■ TASK OBJECTIVE
Make an exact transcription of the material, leaving out all images.

■ RECORDS FOR THIS TASK
-------------------------
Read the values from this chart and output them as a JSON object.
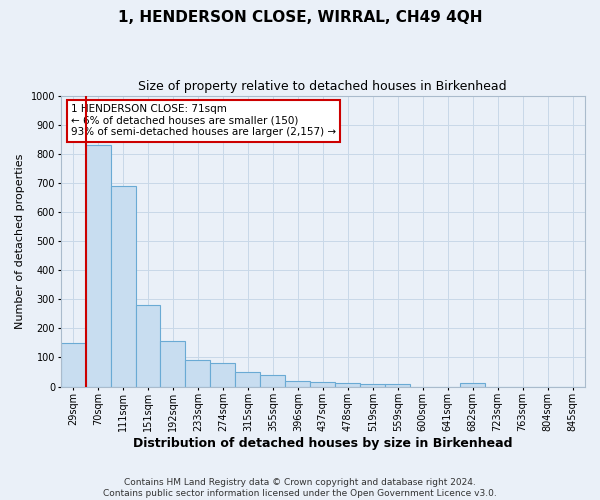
{
  "title": "1, HENDERSON CLOSE, WIRRAL, CH49 4QH",
  "subtitle": "Size of property relative to detached houses in Birkenhead",
  "xlabel": "Distribution of detached houses by size in Birkenhead",
  "ylabel": "Number of detached properties",
  "categories": [
    "29sqm",
    "70sqm",
    "111sqm",
    "151sqm",
    "192sqm",
    "233sqm",
    "274sqm",
    "315sqm",
    "355sqm",
    "396sqm",
    "437sqm",
    "478sqm",
    "519sqm",
    "559sqm",
    "600sqm",
    "641sqm",
    "682sqm",
    "723sqm",
    "763sqm",
    "804sqm",
    "845sqm"
  ],
  "values": [
    150,
    830,
    690,
    280,
    155,
    90,
    80,
    50,
    40,
    20,
    15,
    12,
    10,
    10,
    0,
    0,
    12,
    0,
    0,
    0,
    0
  ],
  "bar_color": "#c8ddf0",
  "bar_edge_color": "#6aaad4",
  "vline_color": "#cc0000",
  "annotation_text": "1 HENDERSON CLOSE: 71sqm\n← 6% of detached houses are smaller (150)\n93% of semi-detached houses are larger (2,157) →",
  "annotation_box_color": "#ffffff",
  "annotation_box_edge": "#cc0000",
  "ylim": [
    0,
    1000
  ],
  "yticks": [
    0,
    100,
    200,
    300,
    400,
    500,
    600,
    700,
    800,
    900,
    1000
  ],
  "grid_color": "#c8d8e8",
  "bg_color": "#eaf0f8",
  "fig_bg_color": "#eaf0f8",
  "footer": "Contains HM Land Registry data © Crown copyright and database right 2024.\nContains public sector information licensed under the Open Government Licence v3.0.",
  "title_fontsize": 11,
  "subtitle_fontsize": 9,
  "xlabel_fontsize": 9,
  "ylabel_fontsize": 8,
  "footer_fontsize": 6.5,
  "tick_fontsize": 7
}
-------------------------
■ FULL RESPONSE
Read the values from this chart and output them as a JSON object.
{
  "title": "1, HENDERSON CLOSE, WIRRAL, CH49 4QH",
  "subtitle": "Size of property relative to detached houses in Birkenhead",
  "xlabel": "Distribution of detached houses by size in Birkenhead",
  "ylabel": "Number of detached properties",
  "categories": [
    "29sqm",
    "70sqm",
    "111sqm",
    "151sqm",
    "192sqm",
    "233sqm",
    "274sqm",
    "315sqm",
    "355sqm",
    "396sqm",
    "437sqm",
    "478sqm",
    "519sqm",
    "559sqm",
    "600sqm",
    "641sqm",
    "682sqm",
    "723sqm",
    "763sqm",
    "804sqm",
    "845sqm"
  ],
  "values": [
    150,
    830,
    690,
    280,
    155,
    90,
    80,
    50,
    40,
    20,
    15,
    12,
    10,
    10,
    0,
    0,
    12,
    0,
    0,
    0,
    0
  ],
  "bar_color": "#c8ddf0",
  "bar_edge_color": "#6aaad4",
  "vline_color": "#cc0000",
  "annotation_text": "1 HENDERSON CLOSE: 71sqm\n← 6% of detached houses are smaller (150)\n93% of semi-detached houses are larger (2,157) →",
  "annotation_box_color": "#ffffff",
  "annotation_box_edge": "#cc0000",
  "ylim": [
    0,
    1000
  ],
  "yticks": [
    0,
    100,
    200,
    300,
    400,
    500,
    600,
    700,
    800,
    900,
    1000
  ],
  "grid_color": "#c8d8e8",
  "bg_color": "#eaf0f8",
  "fig_bg_color": "#eaf0f8",
  "footer": "Contains HM Land Registry data © Crown copyright and database right 2024.\nContains public sector information licensed under the Open Government Licence v3.0.",
  "title_fontsize": 11,
  "subtitle_fontsize": 9,
  "xlabel_fontsize": 9,
  "ylabel_fontsize": 8,
  "footer_fontsize": 6.5,
  "tick_fontsize": 7
}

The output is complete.